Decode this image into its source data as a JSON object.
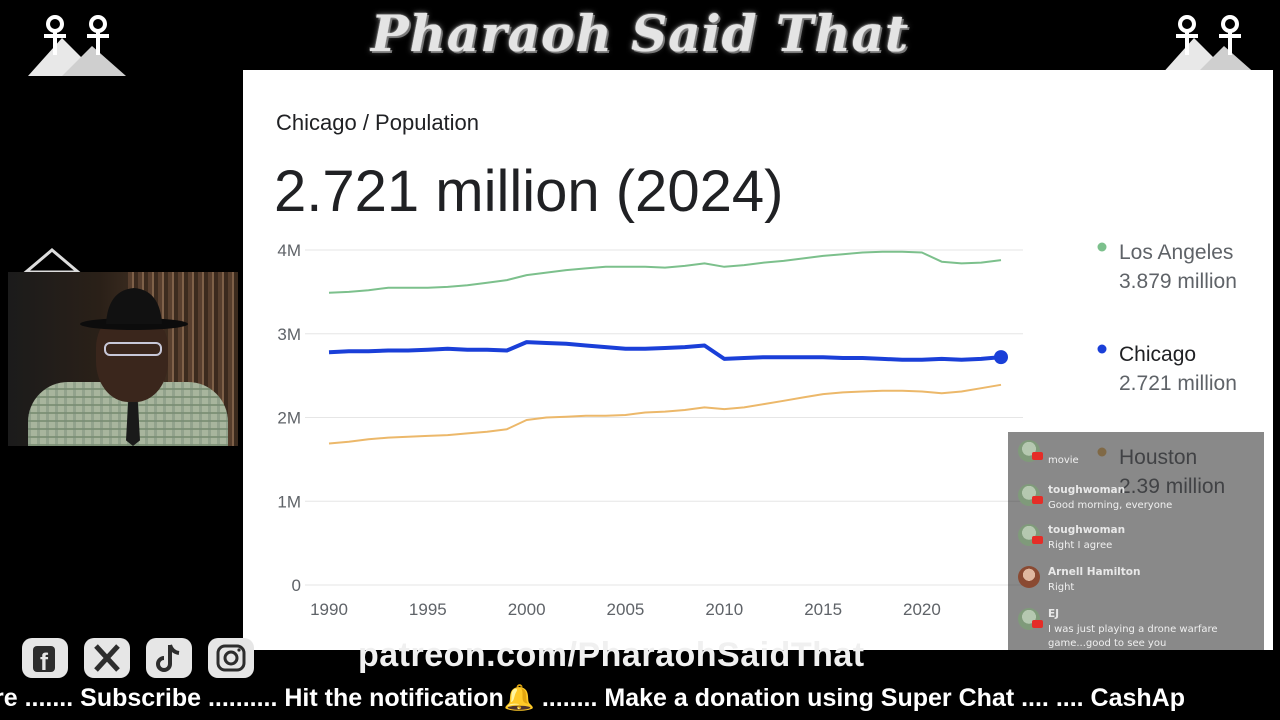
{
  "overlay": {
    "title": "Pharaoh Said That",
    "patreon": "patreon.com/PharaohSaidThat",
    "ticker": "re ....... Subscribe .......... Hit the notification🔔 ........ Make a donation using Super Chat .... .... CashAp",
    "socials": [
      {
        "icon": "facebook-icon"
      },
      {
        "icon": "x-icon"
      },
      {
        "icon": "tiktok-icon"
      },
      {
        "icon": "instagram-icon"
      }
    ]
  },
  "chart_panel": {
    "breadcrumb": "Chicago / Population",
    "big_value": "2.721 million (2024)"
  },
  "chart_data": {
    "type": "line",
    "title": "",
    "x": [
      1990,
      1991,
      1992,
      1993,
      1994,
      1995,
      1996,
      1997,
      1998,
      1999,
      2000,
      2001,
      2002,
      2003,
      2004,
      2005,
      2006,
      2007,
      2008,
      2009,
      2010,
      2011,
      2012,
      2013,
      2014,
      2015,
      2016,
      2017,
      2018,
      2019,
      2020,
      2021,
      2022,
      2023,
      2024
    ],
    "series": [
      {
        "name": "Los Angeles",
        "value_label": "3.879 million",
        "color": "#7cc08c",
        "values": [
          3.49,
          3.5,
          3.52,
          3.55,
          3.55,
          3.55,
          3.56,
          3.58,
          3.61,
          3.64,
          3.7,
          3.73,
          3.76,
          3.78,
          3.8,
          3.8,
          3.8,
          3.79,
          3.81,
          3.84,
          3.8,
          3.82,
          3.85,
          3.87,
          3.9,
          3.93,
          3.95,
          3.97,
          3.98,
          3.98,
          3.97,
          3.86,
          3.84,
          3.85,
          3.879
        ]
      },
      {
        "name": "Chicago",
        "value_label": "2.721 million",
        "color": "#1a3fd8",
        "values": [
          2.78,
          2.79,
          2.79,
          2.8,
          2.8,
          2.81,
          2.82,
          2.81,
          2.81,
          2.8,
          2.9,
          2.89,
          2.88,
          2.86,
          2.84,
          2.82,
          2.82,
          2.83,
          2.84,
          2.86,
          2.7,
          2.71,
          2.72,
          2.72,
          2.72,
          2.72,
          2.71,
          2.71,
          2.7,
          2.69,
          2.69,
          2.7,
          2.69,
          2.7,
          2.721
        ]
      },
      {
        "name": "Houston",
        "value_label": "2.39 million",
        "color": "#ecb86a",
        "values": [
          1.69,
          1.71,
          1.74,
          1.76,
          1.77,
          1.78,
          1.79,
          1.81,
          1.83,
          1.86,
          1.97,
          2.0,
          2.01,
          2.02,
          2.02,
          2.03,
          2.06,
          2.07,
          2.09,
          2.12,
          2.1,
          2.12,
          2.16,
          2.2,
          2.24,
          2.28,
          2.3,
          2.31,
          2.32,
          2.32,
          2.31,
          2.29,
          2.31,
          2.35,
          2.39
        ]
      }
    ],
    "x_ticks": [
      "1990",
      "1995",
      "2000",
      "2005",
      "2010",
      "2015",
      "2020"
    ],
    "y_ticks": [
      "0",
      "1M",
      "2M",
      "3M",
      "4M"
    ],
    "ylim": [
      0,
      4
    ],
    "xlim": [
      1990,
      2024
    ],
    "grid": true,
    "legend_position": "right",
    "highlight_series": "Chicago"
  },
  "chat": {
    "messages": [
      {
        "author": "",
        "text": "movie",
        "avatar": "default"
      },
      {
        "author": "toughwoman",
        "text": "Good morning, everyone",
        "avatar": "default"
      },
      {
        "author": "toughwoman",
        "text": "Right I agree",
        "avatar": "default"
      },
      {
        "author": "Arnell Hamilton",
        "text": "Right",
        "avatar": "photo"
      },
      {
        "author": "EJ",
        "text": "I was just playing a drone warfare game...good to see you",
        "avatar": "default"
      }
    ]
  }
}
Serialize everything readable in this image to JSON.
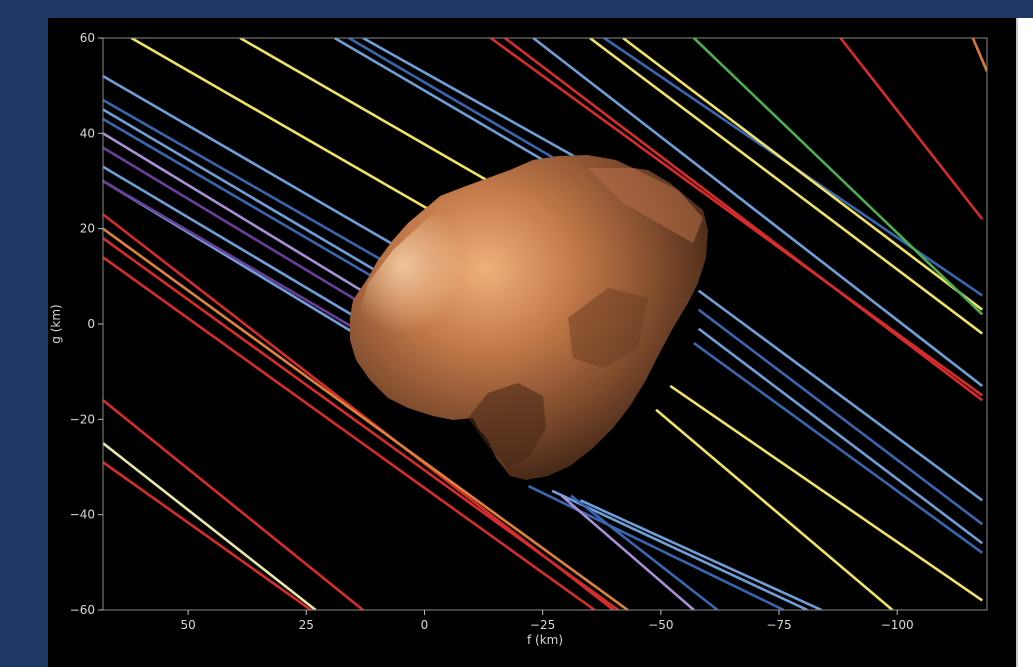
######
Aim: Copy all lines from the entries that contain the word "million".

Result below:
    "big_value": "2.721 million (2024)"
        "value_label": "3.879 million",
        "value_label": "2.721 million",
        "value_label": "2.39 million",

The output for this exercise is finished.